- _DATA PROVIDED_

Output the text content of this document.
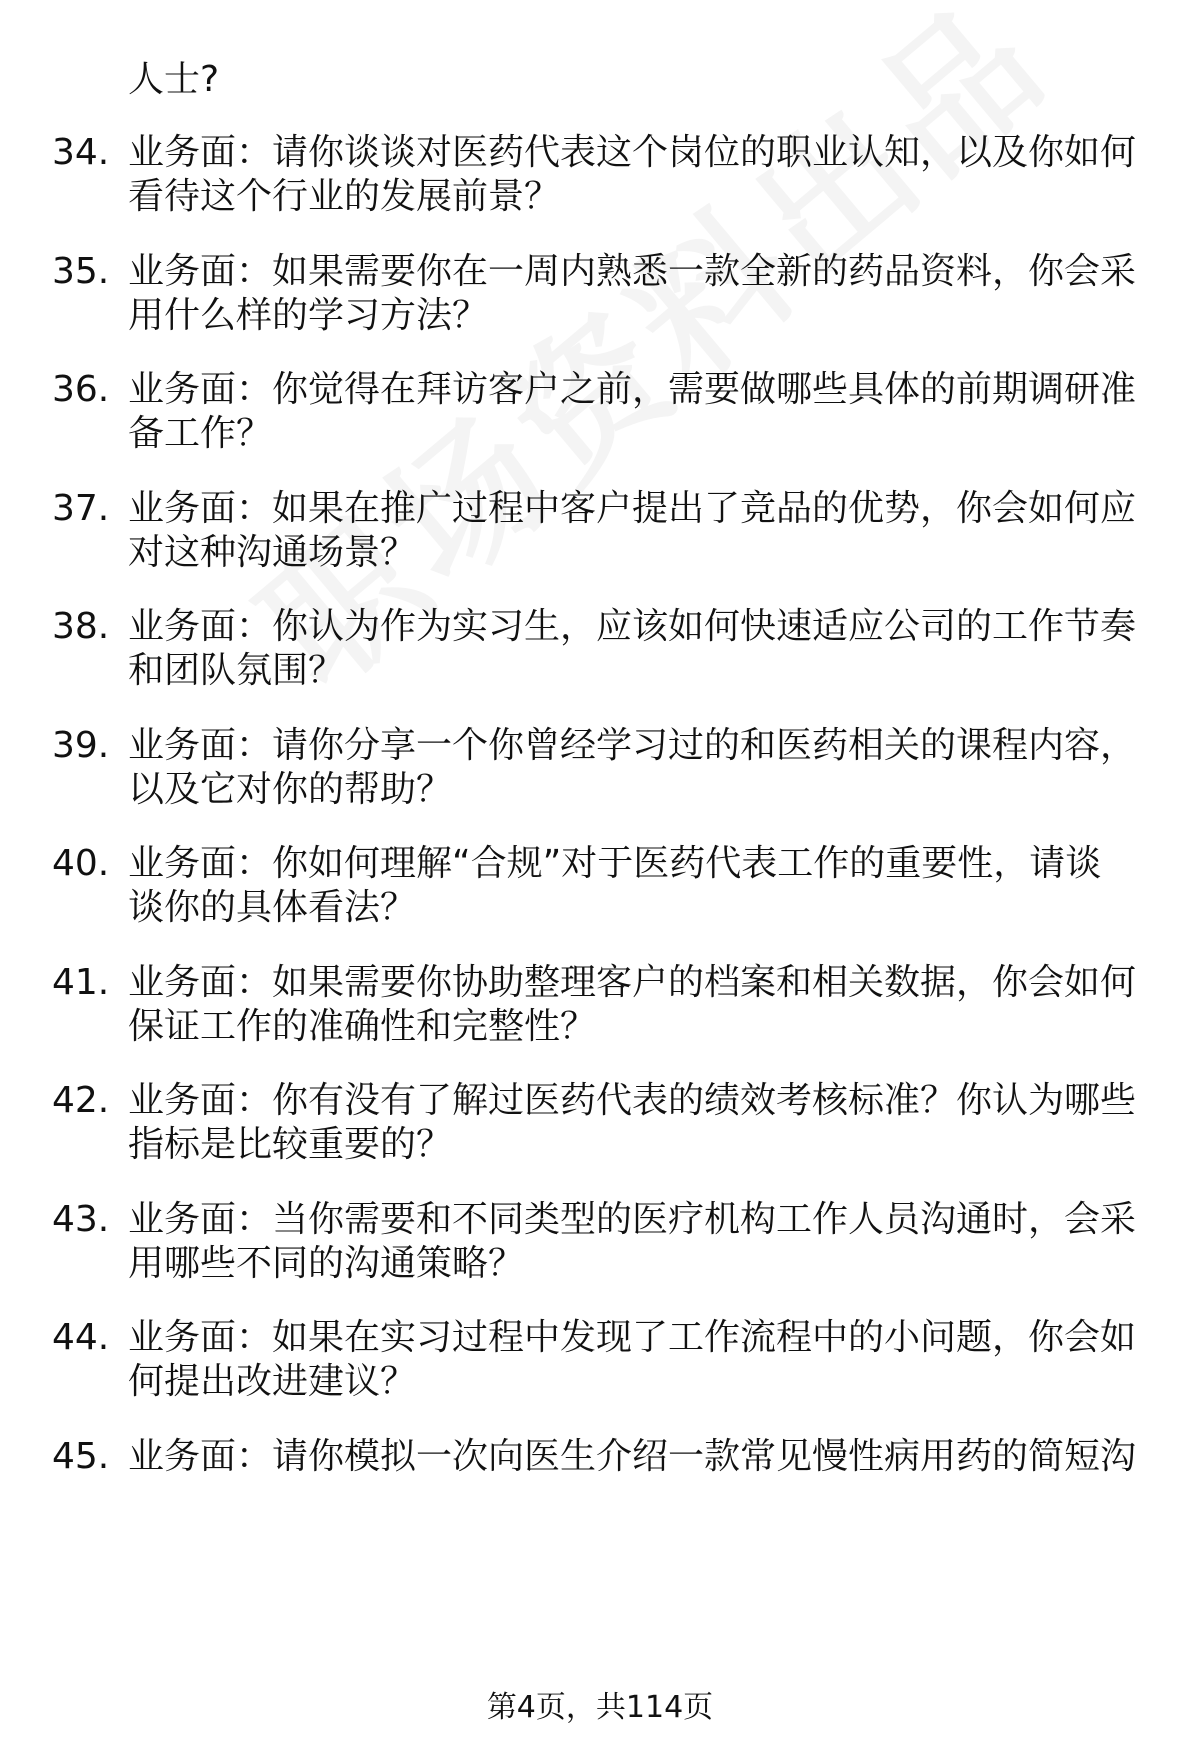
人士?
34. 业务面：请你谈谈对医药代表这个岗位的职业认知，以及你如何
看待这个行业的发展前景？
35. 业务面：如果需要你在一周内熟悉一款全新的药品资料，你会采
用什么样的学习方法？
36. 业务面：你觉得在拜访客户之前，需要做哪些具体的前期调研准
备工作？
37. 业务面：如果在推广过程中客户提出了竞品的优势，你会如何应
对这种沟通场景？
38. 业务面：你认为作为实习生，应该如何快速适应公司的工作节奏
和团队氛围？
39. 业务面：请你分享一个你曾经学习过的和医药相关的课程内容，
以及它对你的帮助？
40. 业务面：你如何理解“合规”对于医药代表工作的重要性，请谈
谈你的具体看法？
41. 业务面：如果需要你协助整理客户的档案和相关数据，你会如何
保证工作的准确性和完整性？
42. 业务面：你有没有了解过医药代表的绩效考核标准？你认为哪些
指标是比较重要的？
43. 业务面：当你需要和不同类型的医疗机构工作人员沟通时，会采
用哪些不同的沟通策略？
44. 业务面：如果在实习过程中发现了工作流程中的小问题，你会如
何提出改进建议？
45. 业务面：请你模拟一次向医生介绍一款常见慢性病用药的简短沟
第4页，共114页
---
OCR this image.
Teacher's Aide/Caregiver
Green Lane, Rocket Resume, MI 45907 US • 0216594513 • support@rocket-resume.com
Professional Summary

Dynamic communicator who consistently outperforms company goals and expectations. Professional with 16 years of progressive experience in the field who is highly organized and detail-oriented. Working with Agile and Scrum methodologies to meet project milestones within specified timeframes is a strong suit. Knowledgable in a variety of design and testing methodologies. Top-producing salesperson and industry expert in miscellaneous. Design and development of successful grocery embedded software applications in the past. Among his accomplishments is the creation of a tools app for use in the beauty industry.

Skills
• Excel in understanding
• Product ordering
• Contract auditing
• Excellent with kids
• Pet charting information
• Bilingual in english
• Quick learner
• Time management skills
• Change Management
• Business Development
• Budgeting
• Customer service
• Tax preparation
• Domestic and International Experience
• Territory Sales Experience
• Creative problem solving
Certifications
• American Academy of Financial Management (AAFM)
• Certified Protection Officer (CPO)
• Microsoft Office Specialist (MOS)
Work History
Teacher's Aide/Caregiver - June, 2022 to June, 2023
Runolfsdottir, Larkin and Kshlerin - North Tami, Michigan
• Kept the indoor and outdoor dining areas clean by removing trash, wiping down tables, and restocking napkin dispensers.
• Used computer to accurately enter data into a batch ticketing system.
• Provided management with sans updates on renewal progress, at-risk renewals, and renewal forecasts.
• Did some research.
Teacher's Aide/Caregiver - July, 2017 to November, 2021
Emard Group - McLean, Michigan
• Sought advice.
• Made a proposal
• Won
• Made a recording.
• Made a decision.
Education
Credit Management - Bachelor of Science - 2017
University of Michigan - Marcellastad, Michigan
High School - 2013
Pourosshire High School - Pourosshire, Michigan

- _WHAT YOU NEED TO DO_
Copy each line that holds the word "this".

- _SOLUTION BELOW_
Output the text content of this document.
OCR this image.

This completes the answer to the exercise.